**What is expected**
Count the lines of the listing that contain the word "element". Give only the number.

☆ ☆ ☆ ☆ ☆ ☆ ☆

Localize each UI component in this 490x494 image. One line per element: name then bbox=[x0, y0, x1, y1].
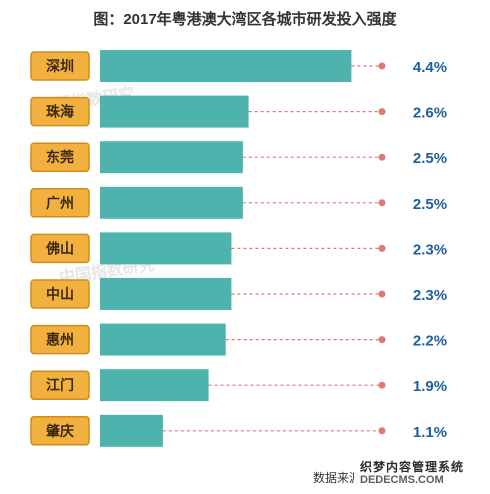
value-label: 2.2% bbox=[413, 333, 447, 350]
leader-dot bbox=[378, 62, 386, 70]
category-label: 中山 bbox=[46, 286, 74, 302]
bar bbox=[100, 232, 232, 265]
category-label: 佛山 bbox=[45, 240, 74, 256]
category-box bbox=[30, 188, 90, 218]
leader-dot bbox=[378, 244, 386, 252]
category-box bbox=[30, 279, 90, 309]
corner-logo-subtitle: DEDECMS.COM bbox=[360, 474, 444, 486]
bar bbox=[100, 414, 163, 447]
bar bbox=[100, 369, 209, 402]
category-box bbox=[30, 96, 90, 127]
leader-dot bbox=[378, 381, 386, 389]
value-label: 4.4% bbox=[413, 59, 447, 76]
category-box bbox=[30, 51, 90, 81]
leader-dot bbox=[378, 108, 386, 116]
bar bbox=[100, 50, 352, 82]
bar bbox=[100, 323, 226, 356]
category-label: 深圳 bbox=[46, 58, 74, 74]
leader-dot bbox=[378, 290, 386, 298]
value-label: 1.9% bbox=[413, 378, 447, 395]
value-label: 2.6% bbox=[413, 105, 447, 122]
category-label: 广州 bbox=[46, 195, 74, 211]
category-box bbox=[30, 416, 90, 446]
leader-dot bbox=[378, 199, 386, 207]
category-label: 肇庆 bbox=[46, 423, 74, 439]
chart-title: 图：2017年粤港澳大湾区各城市研发投入强度 bbox=[93, 11, 397, 28]
value-label: 1.1% bbox=[413, 424, 447, 441]
category-label: 惠州 bbox=[46, 332, 74, 348]
category-box bbox=[30, 142, 90, 172]
value-label: 2.3% bbox=[413, 287, 447, 304]
bar bbox=[100, 186, 243, 219]
category-box bbox=[30, 370, 90, 400]
category-box bbox=[30, 233, 90, 264]
value-label: 2.5% bbox=[413, 196, 447, 213]
corner-logo-title: 织梦内容管理系统 bbox=[360, 460, 465, 474]
category-box bbox=[30, 324, 90, 355]
category-label: 珠海 bbox=[46, 104, 74, 120]
leader-dot bbox=[378, 153, 386, 161]
category-label: 江门 bbox=[46, 377, 74, 393]
corner-logo: 织梦内容管理系统 DEDECMS.COM bbox=[354, 452, 486, 492]
leader-dot bbox=[378, 427, 386, 435]
bar bbox=[100, 141, 243, 174]
bar bbox=[100, 278, 232, 310]
bar bbox=[100, 95, 249, 128]
value-label: 2.5% bbox=[413, 150, 447, 167]
category-label: 东莞 bbox=[46, 149, 74, 165]
leader-dot bbox=[378, 336, 386, 344]
value-label: 2.3% bbox=[413, 241, 447, 258]
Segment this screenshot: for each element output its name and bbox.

☆ ☆ ☆ ☆ ☆ ☆ ☆

**The output**
2